:: Material provided ::

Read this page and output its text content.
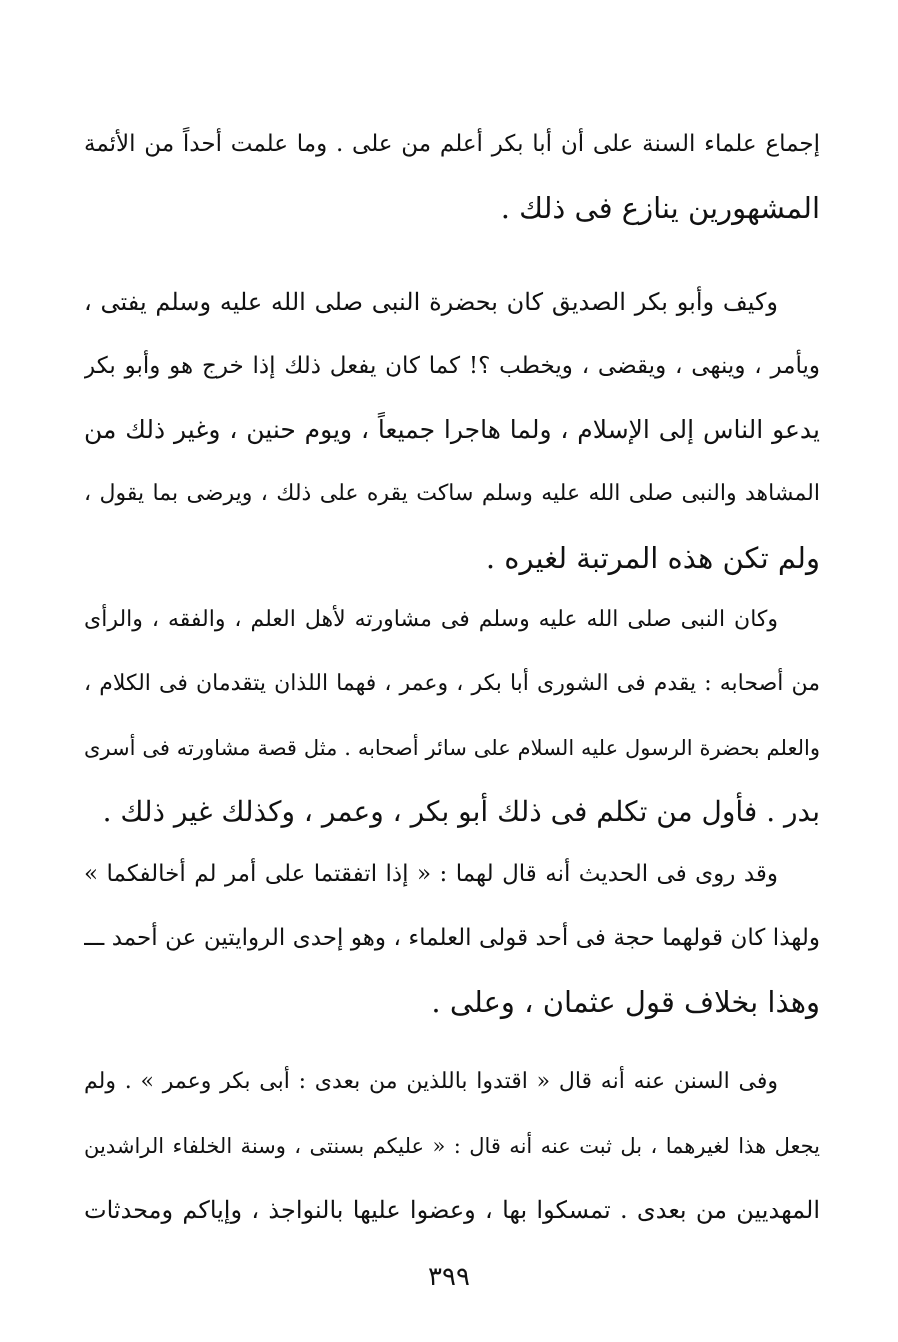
إجماع علماء السنة على أن أبا بكر أعلم من على . وما علمت أحداً من الأئمة
المشهورين ينازع فى ذلك .
وكيف وأبو بكر الصديق كان بحضرة النبى صلى الله عليه وسلم يفتى ،
ويأمر ، وينهى ، ويقضى ، ويخطب ؟! كما كان يفعل ذلك إذا خرج هو وأبو بكر
يدعو الناس إلى الإسلام ، ولما هاجرا جميعاً ، ويوم حنين ، وغير ذلك من
المشاهد والنبى صلى الله عليه وسلم ساكت يقره على ذلك ، ويرضى بما يقول ،
ولم تكن هذه المرتبة لغيره .
وكان النبى صلى الله عليه وسلم فى مشاورته لأهل العلم ، والفقه ، والرأى
من أصحابه : يقدم فى الشورى أبا بكر ، وعمر ، فهما اللذان يتقدمان فى الكلام ،
والعلم بحضرة الرسول عليه السلام على سائر أصحابه . مثل قصة مشاورته فى أسرى
بدر . فأول من تكلم فى ذلك أبو بكر ، وعمر ، وكذلك غير ذلك .
وقد روى فى الحديث أنه قال لهما : « إذا اتفقتما على أمر لم أخالفكما »
ولهذا كان قولهما حجة فى أحد قولى العلماء ، وهو إحدى الروايتين عن أحمد ـــ
وهذا بخلاف قول عثمان ، وعلى .
وفى السنن عنه أنه قال « اقتدوا باللذين من بعدى : أبى بكر وعمر » . ولم
يجعل هذا لغيرهما ، بل ثبت عنه أنه قال : « عليكم بسنتى ، وسنة الخلفاء الراشدين
المهديين من بعدى . تمسكوا بها ، وعضوا عليها بالنواجذ ، وإياكم ومحدثات
٣٩٩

:: Task prompt ::
Every line of the data should be copied as it stands, without the images.

:: Exercise answer ::
Read this page and output its text content.
إجماع علماء السنة على أن أبا بكر أعلم من على . وما علمت أحداً من الأئمة
المشهورين ينازع فى ذلك .
وكيف وأبو بكر الصديق كان بحضرة النبى صلى الله عليه وسلم يفتى ،
ويأمر ، وينهى ، ويقضى ، ويخطب ؟! كما كان يفعل ذلك إذا خرج هو وأبو بكر
يدعو الناس إلى الإسلام ، ولما هاجرا جميعاً ، ويوم حنين ، وغير ذلك من
المشاهد والنبى صلى الله عليه وسلم ساكت يقره على ذلك ، ويرضى بما يقول ،
ولم تكن هذه المرتبة لغيره .
وكان النبى صلى الله عليه وسلم فى مشاورته لأهل العلم ، والفقه ، والرأى
من أصحابه : يقدم فى الشورى أبا بكر ، وعمر ، فهما اللذان يتقدمان فى الكلام ،
والعلم بحضرة الرسول عليه السلام على سائر أصحابه . مثل قصة مشاورته فى أسرى
بدر . فأول من تكلم فى ذلك أبو بكر ، وعمر ، وكذلك غير ذلك .
وقد روى فى الحديث أنه قال لهما : « إذا اتفقتما على أمر لم أخالفكما »
ولهذا كان قولهما حجة فى أحد قولى العلماء ، وهو إحدى الروايتين عن أحمد ـــ
وهذا بخلاف قول عثمان ، وعلى .
وفى السنن عنه أنه قال « اقتدوا باللذين من بعدى : أبى بكر وعمر » . ولم
يجعل هذا لغيرهما ، بل ثبت عنه أنه قال : « عليكم بسنتى ، وسنة الخلفاء الراشدين
المهديين من بعدى . تمسكوا بها ، وعضوا عليها بالنواجذ ، وإياكم ومحدثات
٣٩٩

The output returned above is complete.